Provided records:
┄┄┄┄┄┄
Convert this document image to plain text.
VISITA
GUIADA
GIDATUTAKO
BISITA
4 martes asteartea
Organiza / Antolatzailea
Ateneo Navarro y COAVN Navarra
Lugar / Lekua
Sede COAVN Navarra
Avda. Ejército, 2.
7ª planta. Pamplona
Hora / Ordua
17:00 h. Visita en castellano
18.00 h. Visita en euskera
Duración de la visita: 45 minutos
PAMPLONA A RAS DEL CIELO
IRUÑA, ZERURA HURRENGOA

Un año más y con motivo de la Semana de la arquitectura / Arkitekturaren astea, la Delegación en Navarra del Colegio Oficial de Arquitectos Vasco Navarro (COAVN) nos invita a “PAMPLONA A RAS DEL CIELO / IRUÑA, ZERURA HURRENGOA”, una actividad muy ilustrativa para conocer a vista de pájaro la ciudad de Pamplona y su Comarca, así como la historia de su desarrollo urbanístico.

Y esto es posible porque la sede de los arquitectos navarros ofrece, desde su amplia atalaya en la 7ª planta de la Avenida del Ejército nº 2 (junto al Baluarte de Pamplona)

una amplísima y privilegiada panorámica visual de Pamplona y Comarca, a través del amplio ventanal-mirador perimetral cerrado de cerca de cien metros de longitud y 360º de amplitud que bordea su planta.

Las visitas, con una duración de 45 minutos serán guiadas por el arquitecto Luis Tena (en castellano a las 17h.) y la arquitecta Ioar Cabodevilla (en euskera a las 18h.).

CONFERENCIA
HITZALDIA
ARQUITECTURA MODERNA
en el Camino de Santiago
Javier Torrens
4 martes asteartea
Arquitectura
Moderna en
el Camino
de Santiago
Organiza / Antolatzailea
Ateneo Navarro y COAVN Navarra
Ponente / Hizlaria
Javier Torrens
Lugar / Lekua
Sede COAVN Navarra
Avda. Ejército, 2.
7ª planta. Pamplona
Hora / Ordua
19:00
┄┄┄┄┄┄
The task:
Please output the entire listing exactly as it stands.

Task answer:
Convert this document image to plain text.
VISITA
GUIADA
GIDATUTAKO
BISITA
4 martes asteartea
Organiza / Antolatzailea
Ateneo Navarro y COAVN Navarra
Lugar / Lekua
Sede COAVN Navarra
Avda. Ejército, 2.
7ª planta. Pamplona
Hora / Ordua
17:00 h. Visita en castellano
18.00 h. Visita en euskera
Duración de la visita: 45 minutos
PAMPLONA A RAS DEL CIELO
IRUÑA, ZERURA HURRENGOA

Un año más y con motivo de la Semana de la arquitectura / Arkitekturaren astea, la Delegación en Navarra del Colegio Oficial de Arquitectos Vasco Navarro (COAVN) nos invita a “PAMPLONA A RAS DEL CIELO / IRUÑA, ZERURA HURRENGOA”, una actividad muy ilustrativa para conocer a vista de pájaro la ciudad de Pamplona y su Comarca, así como la historia de su desarrollo urbanístico.

Y esto es posible porque la sede de los arquitectos navarros ofrece, desde su amplia atalaya en la 7ª planta de la Avenida del Ejército nº 2 (junto al Baluarte de Pamplona)

una amplísima y privilegiada panorámica visual de Pamplona y Comarca, a través del amplio ventanal-mirador perimetral cerrado de cerca de cien metros de longitud y 360º de amplitud que bordea su planta.

Las visitas, con una duración de 45 minutos serán guiadas por el arquitecto Luis Tena (en castellano a las 17h.) y la arquitecta Ioar Cabodevilla (en euskera a las 18h.).

CONFERENCIA
HITZALDIA
ARQUITECTURA MODERNA
en el Camino de Santiago
Javier Torrens
4 martes asteartea
Arquitectura
Moderna en
el Camino
de Santiago
Organiza / Antolatzailea
Ateneo Navarro y COAVN Navarra
Ponente / Hizlaria
Javier Torrens
Lugar / Lekua
Sede COAVN Navarra
Avda. Ejército, 2.
7ª planta. Pamplona
Hora / Ordua
19:00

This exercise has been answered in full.